▶ _WRITTEN INSTRUCTION_:
Copy each line of the records that holds the string "ISPROX".
[BEGIN TASK DATA]
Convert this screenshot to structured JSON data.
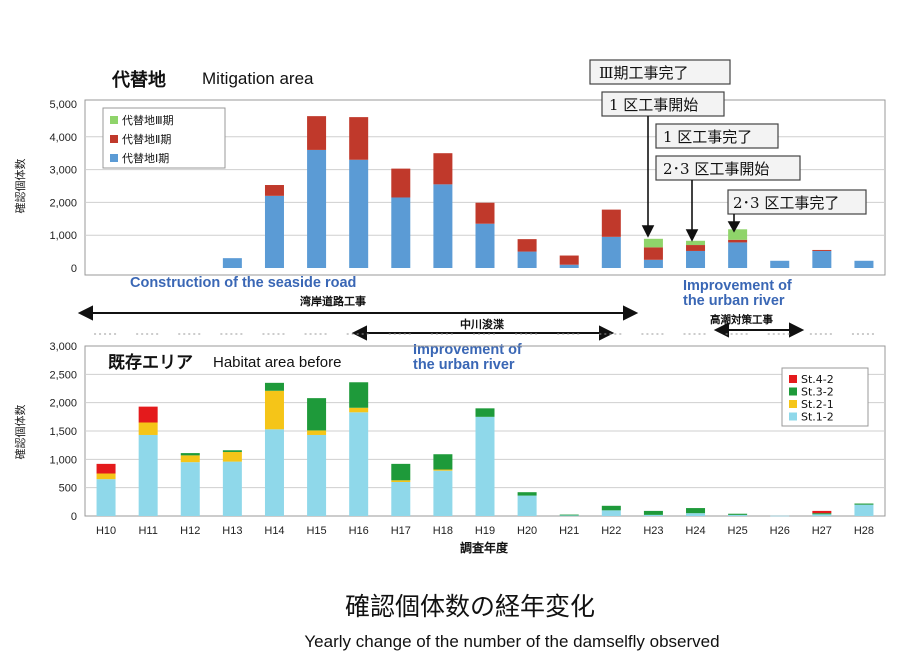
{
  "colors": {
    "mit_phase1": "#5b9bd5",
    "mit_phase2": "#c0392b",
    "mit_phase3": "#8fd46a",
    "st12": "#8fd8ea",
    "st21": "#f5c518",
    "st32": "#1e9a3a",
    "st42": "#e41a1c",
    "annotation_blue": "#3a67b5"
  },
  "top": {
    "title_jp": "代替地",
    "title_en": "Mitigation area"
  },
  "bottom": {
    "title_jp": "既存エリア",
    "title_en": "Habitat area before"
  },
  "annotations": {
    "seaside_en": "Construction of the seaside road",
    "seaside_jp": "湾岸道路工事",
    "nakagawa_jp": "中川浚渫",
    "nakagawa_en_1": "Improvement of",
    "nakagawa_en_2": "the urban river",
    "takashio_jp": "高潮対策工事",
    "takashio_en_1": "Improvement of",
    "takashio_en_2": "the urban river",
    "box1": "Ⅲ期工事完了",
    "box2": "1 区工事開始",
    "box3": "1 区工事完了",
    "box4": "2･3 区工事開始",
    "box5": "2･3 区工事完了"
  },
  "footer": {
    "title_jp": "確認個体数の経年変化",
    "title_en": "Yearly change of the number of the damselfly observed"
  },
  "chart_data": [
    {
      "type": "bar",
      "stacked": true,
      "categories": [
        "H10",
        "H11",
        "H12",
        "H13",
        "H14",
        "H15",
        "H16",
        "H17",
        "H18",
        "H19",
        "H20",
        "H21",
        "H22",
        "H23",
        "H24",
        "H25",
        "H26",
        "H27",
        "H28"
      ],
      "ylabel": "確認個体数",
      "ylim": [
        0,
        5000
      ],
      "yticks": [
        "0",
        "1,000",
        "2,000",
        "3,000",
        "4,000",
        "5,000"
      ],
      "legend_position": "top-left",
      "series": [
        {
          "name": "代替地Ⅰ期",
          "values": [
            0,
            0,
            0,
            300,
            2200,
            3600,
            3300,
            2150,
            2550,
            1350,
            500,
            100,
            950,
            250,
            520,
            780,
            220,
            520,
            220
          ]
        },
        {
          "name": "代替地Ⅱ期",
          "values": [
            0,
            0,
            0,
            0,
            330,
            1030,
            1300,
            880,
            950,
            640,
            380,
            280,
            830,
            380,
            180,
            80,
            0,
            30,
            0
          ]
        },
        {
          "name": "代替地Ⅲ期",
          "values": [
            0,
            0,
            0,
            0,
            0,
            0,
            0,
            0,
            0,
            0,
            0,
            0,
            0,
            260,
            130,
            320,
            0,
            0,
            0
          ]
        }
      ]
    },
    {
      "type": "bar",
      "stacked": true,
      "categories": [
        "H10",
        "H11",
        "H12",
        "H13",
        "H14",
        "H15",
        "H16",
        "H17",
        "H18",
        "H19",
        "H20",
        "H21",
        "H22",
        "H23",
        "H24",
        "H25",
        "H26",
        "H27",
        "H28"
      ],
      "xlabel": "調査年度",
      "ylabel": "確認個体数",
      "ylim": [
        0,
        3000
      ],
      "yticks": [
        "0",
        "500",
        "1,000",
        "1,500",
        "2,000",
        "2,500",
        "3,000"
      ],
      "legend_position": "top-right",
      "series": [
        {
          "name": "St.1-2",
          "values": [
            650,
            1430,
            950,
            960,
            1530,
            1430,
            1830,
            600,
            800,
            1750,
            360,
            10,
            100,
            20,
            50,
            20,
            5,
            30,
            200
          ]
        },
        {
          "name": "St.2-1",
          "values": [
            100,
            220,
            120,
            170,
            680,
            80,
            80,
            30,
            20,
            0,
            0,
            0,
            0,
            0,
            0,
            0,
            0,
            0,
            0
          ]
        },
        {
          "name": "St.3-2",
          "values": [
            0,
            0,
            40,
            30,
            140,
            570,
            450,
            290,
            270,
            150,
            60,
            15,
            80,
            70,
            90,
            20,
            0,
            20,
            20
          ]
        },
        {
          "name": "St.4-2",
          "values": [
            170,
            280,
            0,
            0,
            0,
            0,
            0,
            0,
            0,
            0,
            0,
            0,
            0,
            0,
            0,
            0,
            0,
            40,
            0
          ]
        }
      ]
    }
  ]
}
[END TASK DATA]
[BEGIN TASK DATA]
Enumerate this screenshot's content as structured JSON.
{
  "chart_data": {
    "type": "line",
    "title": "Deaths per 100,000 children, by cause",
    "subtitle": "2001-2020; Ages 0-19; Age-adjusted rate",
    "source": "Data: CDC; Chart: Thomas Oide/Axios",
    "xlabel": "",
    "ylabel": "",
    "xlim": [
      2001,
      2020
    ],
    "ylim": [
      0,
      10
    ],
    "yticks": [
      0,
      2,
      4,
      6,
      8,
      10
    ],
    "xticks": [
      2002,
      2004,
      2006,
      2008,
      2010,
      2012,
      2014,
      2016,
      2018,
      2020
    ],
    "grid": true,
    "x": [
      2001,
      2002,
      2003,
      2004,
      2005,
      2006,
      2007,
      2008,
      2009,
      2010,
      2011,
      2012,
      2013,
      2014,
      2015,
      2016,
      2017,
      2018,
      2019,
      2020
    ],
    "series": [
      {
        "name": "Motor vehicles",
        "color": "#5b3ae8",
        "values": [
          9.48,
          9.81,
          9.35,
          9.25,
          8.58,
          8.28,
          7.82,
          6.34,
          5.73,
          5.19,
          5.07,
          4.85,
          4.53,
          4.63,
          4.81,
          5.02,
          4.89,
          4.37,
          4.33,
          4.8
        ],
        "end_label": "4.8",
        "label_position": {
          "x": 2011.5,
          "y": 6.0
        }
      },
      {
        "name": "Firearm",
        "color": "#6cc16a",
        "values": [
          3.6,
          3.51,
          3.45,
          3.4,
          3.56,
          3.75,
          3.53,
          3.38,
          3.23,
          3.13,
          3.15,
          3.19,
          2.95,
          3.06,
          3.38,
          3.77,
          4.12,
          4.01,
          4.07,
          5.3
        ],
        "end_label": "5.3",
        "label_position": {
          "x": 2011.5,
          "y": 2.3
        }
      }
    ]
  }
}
[END TASK DATA]
[BEGIN TASK DATA]
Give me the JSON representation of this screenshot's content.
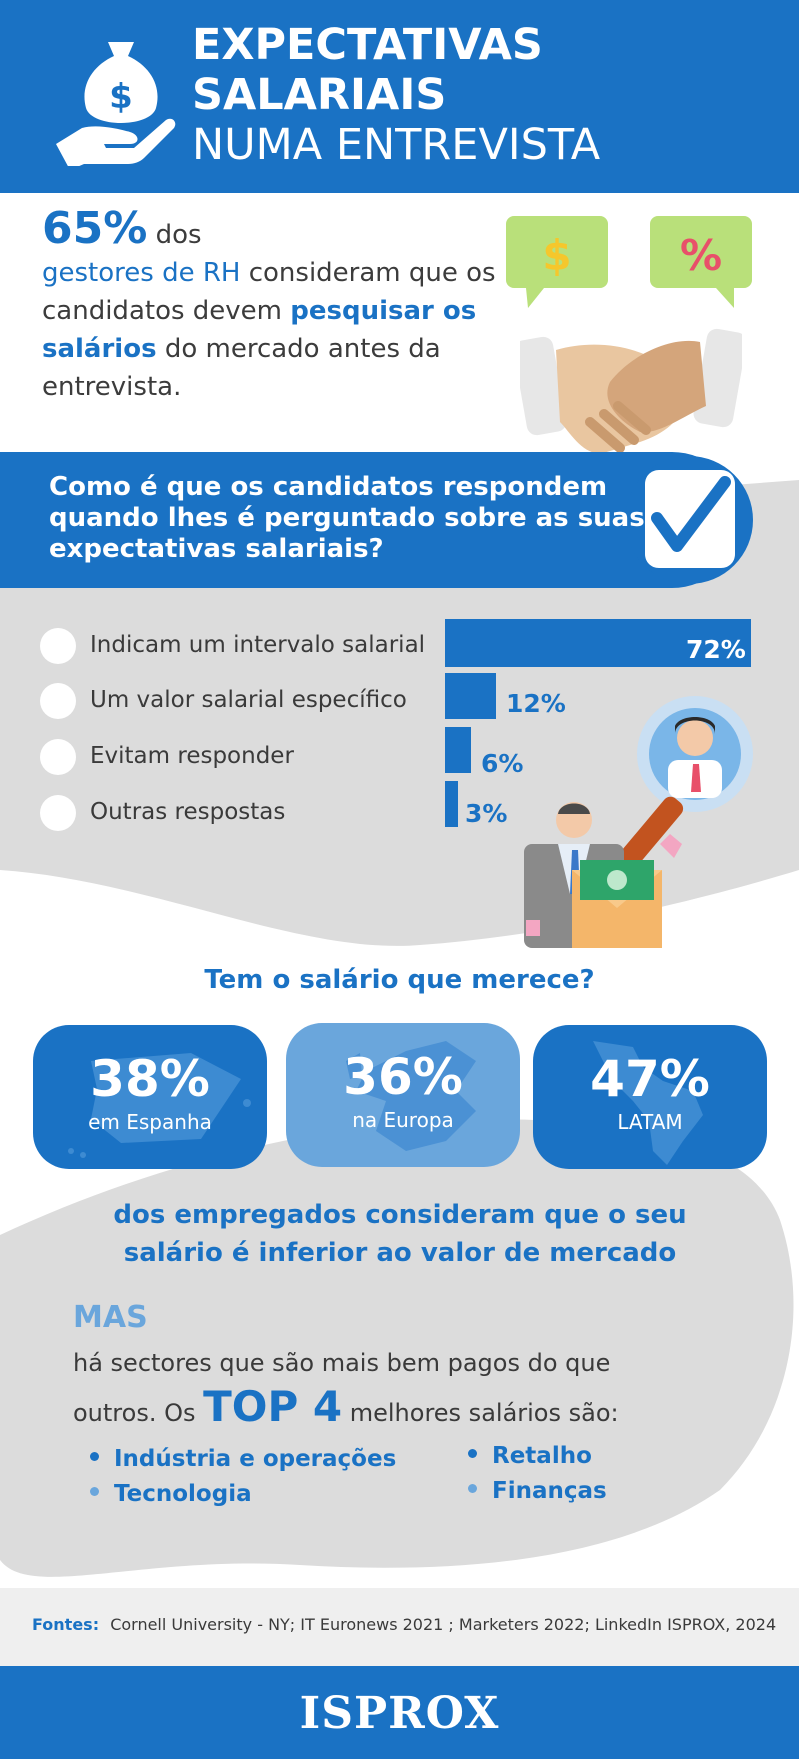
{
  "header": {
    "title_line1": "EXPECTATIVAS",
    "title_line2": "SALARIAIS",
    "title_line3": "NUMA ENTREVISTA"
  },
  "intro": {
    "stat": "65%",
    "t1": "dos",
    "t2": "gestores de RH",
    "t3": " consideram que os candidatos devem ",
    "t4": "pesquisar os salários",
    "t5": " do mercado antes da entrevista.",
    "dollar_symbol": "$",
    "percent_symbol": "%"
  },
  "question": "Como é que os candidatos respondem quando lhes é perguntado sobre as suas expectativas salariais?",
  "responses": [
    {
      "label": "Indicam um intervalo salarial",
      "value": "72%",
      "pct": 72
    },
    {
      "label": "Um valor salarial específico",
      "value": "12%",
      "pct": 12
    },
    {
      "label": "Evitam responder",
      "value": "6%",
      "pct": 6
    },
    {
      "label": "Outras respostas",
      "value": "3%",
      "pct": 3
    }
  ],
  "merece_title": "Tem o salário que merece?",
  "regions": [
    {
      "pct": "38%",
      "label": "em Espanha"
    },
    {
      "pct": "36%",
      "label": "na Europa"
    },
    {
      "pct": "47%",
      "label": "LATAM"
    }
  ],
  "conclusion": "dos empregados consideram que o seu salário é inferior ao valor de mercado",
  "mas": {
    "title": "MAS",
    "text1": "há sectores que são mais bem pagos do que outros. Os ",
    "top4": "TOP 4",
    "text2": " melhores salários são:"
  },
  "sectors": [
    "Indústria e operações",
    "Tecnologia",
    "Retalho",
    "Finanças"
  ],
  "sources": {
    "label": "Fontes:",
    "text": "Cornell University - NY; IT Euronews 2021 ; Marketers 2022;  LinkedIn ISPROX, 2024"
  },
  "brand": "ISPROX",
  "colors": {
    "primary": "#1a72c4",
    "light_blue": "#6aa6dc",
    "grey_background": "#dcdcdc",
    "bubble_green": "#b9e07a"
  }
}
[END TASK DATA]
▶ _PROBLEM SOLUTION_:
    "text": "Cornell University - NY; IT Euronews 2021 ; Marketers 2022;  LinkedIn ISPROX, 2024"
  "brand": "ISPROX",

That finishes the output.